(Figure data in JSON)
** begin **

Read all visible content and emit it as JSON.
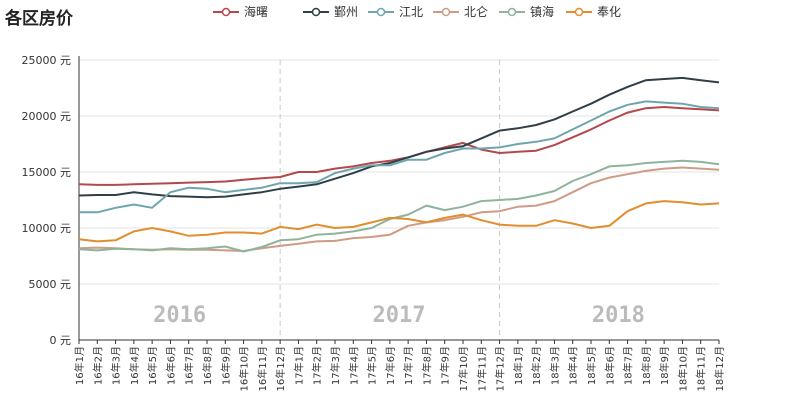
{
  "chart_data": {
    "type": "line",
    "title": "各区房价",
    "y_unit": "元",
    "ylim": [
      0,
      25000
    ],
    "yticks": [
      0,
      5000,
      10000,
      15000,
      20000,
      25000
    ],
    "ytick_labels": [
      "0 元",
      "5000 元",
      "10000 元",
      "15000 元",
      "20000 元",
      "25000 元"
    ],
    "grid": true,
    "legend_position": "top",
    "categories": [
      "16年1月",
      "16年2月",
      "16年3月",
      "16年4月",
      "16年5月",
      "16年6月",
      "16年7月",
      "16年8月",
      "16年9月",
      "16年10月",
      "16年11月",
      "16年12月",
      "17年1月",
      "17年2月",
      "17年3月",
      "17年4月",
      "17年5月",
      "17年6月",
      "17年7月",
      "17年8月",
      "17年9月",
      "17年10月",
      "17年11月",
      "17年12月",
      "18年1月",
      "18年2月",
      "18年3月",
      "18年4月",
      "18年5月",
      "18年6月",
      "18年7月",
      "18年8月",
      "18年9月",
      "18年10月",
      "18年11月",
      "18年12月"
    ],
    "year_labels": [
      "2016",
      "2017",
      "2018"
    ],
    "series": [
      {
        "name": "海曙",
        "color": "#b5484c",
        "values": [
          13900,
          13850,
          13850,
          13900,
          13950,
          14000,
          14050,
          14100,
          14150,
          14300,
          14450,
          14550,
          15000,
          15000,
          15300,
          15500,
          15800,
          16000,
          16300,
          16800,
          17200,
          17600,
          17000,
          16700,
          16800,
          16900,
          17400,
          18100,
          18800,
          19600,
          20300,
          20700,
          20800,
          20700,
          20600,
          20500
        ]
      },
      {
        "name": "鄞州",
        "color": "#2f3f4a",
        "values": [
          12900,
          12950,
          12950,
          13200,
          13000,
          12850,
          12800,
          12750,
          12800,
          13000,
          13200,
          13500,
          13700,
          13900,
          14400,
          14900,
          15500,
          15800,
          16300,
          16800,
          17100,
          17300,
          18000,
          18700,
          18900,
          19200,
          19700,
          20400,
          21100,
          21900,
          22600,
          23200,
          23300,
          23400,
          23200,
          23000
        ]
      },
      {
        "name": "江北",
        "color": "#6fa5ad",
        "values": [
          11400,
          11400,
          11800,
          12100,
          11800,
          13200,
          13600,
          13500,
          13200,
          13400,
          13600,
          14000,
          14000,
          14100,
          14900,
          15300,
          15600,
          15600,
          16100,
          16100,
          16700,
          17100,
          17100,
          17200,
          17500,
          17700,
          18000,
          18800,
          19600,
          20400,
          21000,
          21300,
          21200,
          21100,
          20800,
          20700
        ]
      },
      {
        "name": "北仑",
        "color": "#cf9b84",
        "values": [
          8200,
          8250,
          8200,
          8100,
          8050,
          8100,
          8050,
          8050,
          8000,
          7950,
          8200,
          8400,
          8600,
          8800,
          8850,
          9100,
          9200,
          9400,
          10200,
          10500,
          10700,
          11000,
          11400,
          11500,
          11900,
          12000,
          12400,
          13200,
          14000,
          14500,
          14800,
          15100,
          15300,
          15400,
          15300,
          15200
        ]
      },
      {
        "name": "镇海",
        "color": "#8fb39b",
        "values": [
          8100,
          8000,
          8150,
          8100,
          8000,
          8200,
          8100,
          8200,
          8350,
          7900,
          8300,
          8900,
          9000,
          9400,
          9500,
          9700,
          10000,
          10800,
          11200,
          12000,
          11600,
          11900,
          12400,
          12500,
          12600,
          12900,
          13300,
          14200,
          14800,
          15500,
          15600,
          15800,
          15900,
          16000,
          15900,
          15700
        ]
      },
      {
        "name": "奉化",
        "color": "#e28e2e",
        "values": [
          9000,
          8800,
          8900,
          9700,
          10000,
          9700,
          9300,
          9400,
          9600,
          9600,
          9500,
          10100,
          9900,
          10300,
          10000,
          10100,
          10500,
          10900,
          10800,
          10500,
          10900,
          11200,
          10700,
          10300,
          10200,
          10200,
          10700,
          10400,
          10000,
          10200,
          11500,
          12200,
          12400,
          12300,
          12100,
          12200
        ]
      }
    ]
  }
}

** end **

Stated task:
Using the material above, count the lines containing the word "color". Reply with the number alone.

Reply:
6